[Qué se pide]
1. Responde, según el texto sobre Joseph Lloyd Carr y el fútbol:
(a) ¿En qué equipo jugaba Carr con 18 años?
(b) ¿Qué contestó Carr cuando los examinadores le preguntaron por qué quería dedicar su vida a la enseñanza?
(c) ¿Qué equipo se cita como célebre ejemplo de épica futbolística?
2. Retoma el texto sobre Joseph Lloyd Carr y el fútbol a partir de su última oración.

[Texto proporcionado]
Un partido de fútbol no tiene un guion preestablecido, no hay manera de escribir el futbol antes de que la pelota ruede; cuando el balón comienza rueda sobre el verde, hasta que el silbato del árbitro resuena en un inequívoco pitido final, todo puede suceder. La página que quien quiera relatar un encuentro espera en blanco. Los goles aún no se han escrito, y quizás nunca lleguen a escribirse, porque hay partidos en los que la pelota, caprichosa ella, se niega a sacudir las redes. Los 90 minutos pueden terminar convertidos en tragedia por un error ridículo que, en esta era digital, puede abastecer de memes las redes sociales. También puede suceder que 89 soporíferos minutos desemboquen en el frenesí de un final de infarto.
El villano, puede optar a vestirse de héroe con un sutil taconazo, con una gambeta inesperada, o un remate impensado; o, todo lo contrario: el héroe transformarse en villano por un impensable fallo. No obstante, de todos los relatos futbolísticos habidos y por haber, el que más enganche al aficionado posiblemente sea el de la épica. El pez pequeño que engulle al grande, el David tumbando al Goliat. El humilde que se mete a patio ajeno y pone de rodillas al poderoso frente a su propia hinchada. Eso sí: desde que el dinero mueve tanto alrededor de la pelota, cada vez son menos frecuentes estas machadas balompédicas. Pero siempre es lindo vivir momentos como el del Leicester City de Ranieri consagrándose campeón de la Premier Legue, por citar un celebre ejemplo de épica.
Allá por los años 30, sin embargo, el fútbol -y la vida misma- todavía mantenía su romanticismo y los milagros se sucedían en casi todos los Estadios del orbe. Desde cualquier barrizal amateur del mundo, podía surgir un as del balón. Un equipo de provincia podía golear a los de la capital en su propio patio.
El joven Joseph Lloyd Carr, un excéntrico donde los haya, que gustaba de apodarse a sí mismo “Jim” o “James” aunque ello nada tuviera que ver con su nombre de pila, quizá por aquel entonces, pensaba en estas insólitas historias cuando se vestía con pantaloncillos cortos y las botas para pasarse la tarde del domingo corriendo detrás de un balón. Jugaba en el modesto White Rose, el equipo local de South Milford con 18 años de edad.
Se había mudado a aquel pueblo del sur de Yorkshire para trabajar como maestro de primaria. Había terminado allí después de que rechazasen su solicitud en el rimbombante Goldsmiths’ College de Londres. Cuando los examinadores le preguntaron la razón de querer dedicar su vida a la enseñanza, Carr tuvo a bien responder: «Porque deja mucho tiempo libre para otras actividades». La respuesta no gustó a los académicos. Pero Carr decía la verdad: él deseaba fervientemente dedicar su vida a la literatura.
Como un partido de fútbol, la vida tampoco puede regirse por guiones preestablecidos; y más de cuatro décadas después de aquella negativa, cuando Carr ya era un novelista de éxito, el Goldsmisths’ College le invitó para impartir una charla a lo que el autodenominado “Jim” respondió: «Tuvieron la oportunidad de tenerme como director, y la desaprovecharon». Él no quiso desaprovechar el tiempo libre que le dejaba su labor como maestro de provincias; Escribió mucho, y también gozó de los domingos de fútbol.

[Líneas facilitadas]
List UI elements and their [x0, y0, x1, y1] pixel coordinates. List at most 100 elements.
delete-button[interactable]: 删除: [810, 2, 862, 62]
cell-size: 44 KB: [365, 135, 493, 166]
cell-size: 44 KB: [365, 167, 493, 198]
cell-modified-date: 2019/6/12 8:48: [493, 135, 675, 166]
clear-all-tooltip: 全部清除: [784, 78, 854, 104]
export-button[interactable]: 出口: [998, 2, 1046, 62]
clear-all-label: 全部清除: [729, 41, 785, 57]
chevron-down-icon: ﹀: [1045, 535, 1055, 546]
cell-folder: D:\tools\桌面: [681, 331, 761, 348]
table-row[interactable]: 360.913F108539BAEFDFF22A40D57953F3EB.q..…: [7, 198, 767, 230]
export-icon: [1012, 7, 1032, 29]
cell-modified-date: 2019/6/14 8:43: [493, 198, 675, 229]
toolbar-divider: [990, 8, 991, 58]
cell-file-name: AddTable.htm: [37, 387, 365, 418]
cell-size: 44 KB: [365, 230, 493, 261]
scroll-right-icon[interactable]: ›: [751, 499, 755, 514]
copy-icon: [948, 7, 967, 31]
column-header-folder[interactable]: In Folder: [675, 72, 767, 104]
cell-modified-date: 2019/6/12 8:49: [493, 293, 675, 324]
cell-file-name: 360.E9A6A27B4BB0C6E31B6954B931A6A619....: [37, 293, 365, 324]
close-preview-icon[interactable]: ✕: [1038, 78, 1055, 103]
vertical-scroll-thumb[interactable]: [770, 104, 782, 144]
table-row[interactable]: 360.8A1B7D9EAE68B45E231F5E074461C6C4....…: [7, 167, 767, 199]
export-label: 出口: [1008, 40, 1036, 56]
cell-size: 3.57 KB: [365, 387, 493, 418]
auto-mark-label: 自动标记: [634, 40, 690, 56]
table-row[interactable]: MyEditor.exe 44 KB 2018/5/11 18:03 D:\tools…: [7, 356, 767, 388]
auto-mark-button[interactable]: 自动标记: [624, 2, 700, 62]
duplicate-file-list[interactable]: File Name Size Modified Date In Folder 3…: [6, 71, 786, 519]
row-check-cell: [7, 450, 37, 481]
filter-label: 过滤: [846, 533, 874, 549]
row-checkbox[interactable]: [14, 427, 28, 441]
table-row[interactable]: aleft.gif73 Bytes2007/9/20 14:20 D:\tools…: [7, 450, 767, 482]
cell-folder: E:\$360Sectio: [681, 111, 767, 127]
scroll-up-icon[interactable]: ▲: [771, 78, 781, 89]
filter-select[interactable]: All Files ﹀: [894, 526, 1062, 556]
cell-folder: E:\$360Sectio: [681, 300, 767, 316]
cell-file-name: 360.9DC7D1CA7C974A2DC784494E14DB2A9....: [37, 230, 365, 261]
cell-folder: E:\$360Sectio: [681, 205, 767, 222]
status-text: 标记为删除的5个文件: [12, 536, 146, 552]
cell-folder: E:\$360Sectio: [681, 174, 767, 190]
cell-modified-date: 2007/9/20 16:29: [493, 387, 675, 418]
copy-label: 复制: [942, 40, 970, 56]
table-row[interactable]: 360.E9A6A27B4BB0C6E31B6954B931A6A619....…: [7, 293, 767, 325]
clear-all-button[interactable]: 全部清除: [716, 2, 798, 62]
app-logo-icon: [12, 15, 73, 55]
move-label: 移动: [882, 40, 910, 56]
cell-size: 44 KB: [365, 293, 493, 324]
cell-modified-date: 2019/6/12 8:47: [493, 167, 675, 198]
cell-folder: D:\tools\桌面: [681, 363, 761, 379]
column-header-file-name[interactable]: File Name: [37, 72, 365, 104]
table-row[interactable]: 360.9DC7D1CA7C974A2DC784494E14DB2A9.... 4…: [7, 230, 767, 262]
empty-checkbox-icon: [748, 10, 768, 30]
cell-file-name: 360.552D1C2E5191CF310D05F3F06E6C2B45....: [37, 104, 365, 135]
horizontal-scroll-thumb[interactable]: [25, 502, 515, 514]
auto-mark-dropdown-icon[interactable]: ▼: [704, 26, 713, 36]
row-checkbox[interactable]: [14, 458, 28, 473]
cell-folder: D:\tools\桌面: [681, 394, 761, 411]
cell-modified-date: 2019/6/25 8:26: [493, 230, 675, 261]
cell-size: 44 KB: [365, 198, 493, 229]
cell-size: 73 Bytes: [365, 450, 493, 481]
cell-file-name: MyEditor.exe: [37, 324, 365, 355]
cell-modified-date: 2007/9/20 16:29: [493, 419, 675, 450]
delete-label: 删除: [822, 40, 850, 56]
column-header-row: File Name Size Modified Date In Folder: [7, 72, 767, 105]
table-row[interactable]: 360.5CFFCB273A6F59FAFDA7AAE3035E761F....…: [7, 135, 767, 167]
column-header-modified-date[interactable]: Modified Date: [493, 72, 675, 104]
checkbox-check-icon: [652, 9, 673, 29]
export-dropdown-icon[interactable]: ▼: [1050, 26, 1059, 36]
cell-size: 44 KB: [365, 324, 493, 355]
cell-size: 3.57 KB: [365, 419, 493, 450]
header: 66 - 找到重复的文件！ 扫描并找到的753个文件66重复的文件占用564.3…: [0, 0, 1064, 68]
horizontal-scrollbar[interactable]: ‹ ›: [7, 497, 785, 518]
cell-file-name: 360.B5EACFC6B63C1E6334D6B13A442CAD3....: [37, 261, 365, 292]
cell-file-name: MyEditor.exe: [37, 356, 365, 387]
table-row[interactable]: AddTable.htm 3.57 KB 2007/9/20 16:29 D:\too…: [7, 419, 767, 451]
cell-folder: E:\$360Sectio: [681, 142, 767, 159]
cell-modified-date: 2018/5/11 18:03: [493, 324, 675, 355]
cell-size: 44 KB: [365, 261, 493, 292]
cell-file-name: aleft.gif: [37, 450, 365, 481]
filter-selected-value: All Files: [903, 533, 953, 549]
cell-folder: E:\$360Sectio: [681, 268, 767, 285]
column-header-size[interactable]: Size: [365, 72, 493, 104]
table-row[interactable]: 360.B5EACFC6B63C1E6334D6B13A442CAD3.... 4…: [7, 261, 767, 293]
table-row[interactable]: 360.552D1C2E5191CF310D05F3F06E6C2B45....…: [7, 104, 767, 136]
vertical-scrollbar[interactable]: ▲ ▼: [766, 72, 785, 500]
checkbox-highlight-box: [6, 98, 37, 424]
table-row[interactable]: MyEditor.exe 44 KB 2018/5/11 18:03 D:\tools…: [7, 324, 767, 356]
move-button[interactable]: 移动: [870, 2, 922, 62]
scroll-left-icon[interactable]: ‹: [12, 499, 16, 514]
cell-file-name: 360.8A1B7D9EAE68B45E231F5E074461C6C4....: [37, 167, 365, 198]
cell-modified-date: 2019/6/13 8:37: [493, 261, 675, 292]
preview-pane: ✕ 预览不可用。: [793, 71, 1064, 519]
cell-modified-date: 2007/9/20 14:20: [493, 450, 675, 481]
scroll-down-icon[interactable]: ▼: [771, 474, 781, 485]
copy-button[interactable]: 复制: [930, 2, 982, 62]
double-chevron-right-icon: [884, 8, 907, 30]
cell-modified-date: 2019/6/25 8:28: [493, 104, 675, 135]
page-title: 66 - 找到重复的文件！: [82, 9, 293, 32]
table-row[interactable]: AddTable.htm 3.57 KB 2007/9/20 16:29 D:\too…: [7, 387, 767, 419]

[Tareas resueltas]
1.
(a) En el modesto White Rose, el equipo local de South Milford.
(b) «Porque deja mucho tiempo libre para otras actividades».
(c) El Leicester City de Ranieri, que se consagró campeón de la Premier League.

2.
Muchos años después, en 1975, fusionó estas dos grandes pasiones suyas en “Cómo llegamos a la final de Wembley”, una hilarante novela basada en la espectacular temporada que había vivido jugando en el White Rose.En aquella temporada -relató Carr-, habían llegado a la final del torneo regional; pero aquel partido decisivo había terminado de una manera un tanto accidentada: una invasión de campo provocó su suspensión, y se decretó la victoria para el White Rose de Carr.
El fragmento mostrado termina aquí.